Your goal:
Can you copy out the data exactly? Leave the images out.

Data for this task:
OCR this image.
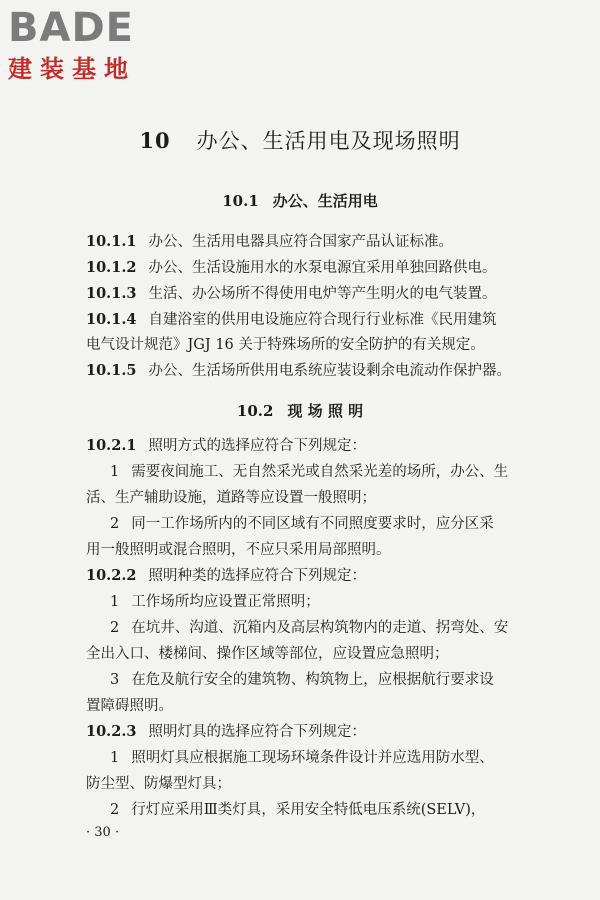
BADE
建装基地
10 办公、生活用电及现场照明
10.1 办公、生活用电
10.1.1 办公、生活用电器具应符合国家产品认证标准。
10.1.2 办公、生活设施用水的水泵电源宜采用单独回路供电。
10.1.3 生活、办公场所不得使用电炉等产生明火的电气装置。
10.1.4 自建浴室的供用电设施应符合现行行业标准《民用建筑
电气设计规范》JGJ 16 关于特殊场所的安全防护的有关规定。
10.1.5 办公、生活场所供用电系统应装设剩余电流动作保护器。
10.2 现 场 照 明
10.2.1 照明方式的选择应符合下列规定：
1 需要夜间施工、无自然采光或自然采光差的场所，办公、生
活、生产辅助设施，道路等应设置一般照明；
2 同一工作场所内的不同区域有不同照度要求时，应分区采
用一般照明或混合照明，不应只采用局部照明。
10.2.2 照明种类的选择应符合下列规定：
1 工作场所均应设置正常照明；
2 在坑井、沟道、沉箱内及高层构筑物内的走道、拐弯处、安
全出入口、楼梯间、操作区域等部位，应设置应急照明；
3 在危及航行安全的建筑物、构筑物上，应根据航行要求设
置障碍照明。
10.2.3 照明灯具的选择应符合下列规定：
1 照明灯具应根据施工现场环境条件设计并应选用防水型、
防尘型、防爆型灯具；
2 行灯应采用Ⅲ类灯具，采用安全特低电压系统(SELV)，
· 30 ·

Result for this exercise:
OCR this image.
BADE
建装基地
10 办公、生活用电及现场照明
10.1 办公、生活用电
10.1.1 办公、生活用电器具应符合国家产品认证标准。
10.1.2 办公、生活设施用水的水泵电源宜采用单独回路供电。
10.1.3 生活、办公场所不得使用电炉等产生明火的电气装置。
10.1.4 自建浴室的供用电设施应符合现行行业标准《民用建筑
电气设计规范》JGJ 16 关于特殊场所的安全防护的有关规定。
10.1.5 办公、生活场所供用电系统应装设剩余电流动作保护器。
10.2 现 场 照 明
10.2.1 照明方式的选择应符合下列规定：
1 需要夜间施工、无自然采光或自然采光差的场所，办公、生
活、生产辅助设施，道路等应设置一般照明；
2 同一工作场所内的不同区域有不同照度要求时，应分区采
用一般照明或混合照明，不应只采用局部照明。
10.2.2 照明种类的选择应符合下列规定：
1 工作场所均应设置正常照明；
2 在坑井、沟道、沉箱内及高层构筑物内的走道、拐弯处、安
全出入口、楼梯间、操作区域等部位，应设置应急照明；
3 在危及航行安全的建筑物、构筑物上，应根据航行要求设
置障碍照明。
10.2.3 照明灯具的选择应符合下列规定：
1 照明灯具应根据施工现场环境条件设计并应选用防水型、
防尘型、防爆型灯具；
2 行灯应采用Ⅲ类灯具，采用安全特低电压系统(SELV)，
· 30 ·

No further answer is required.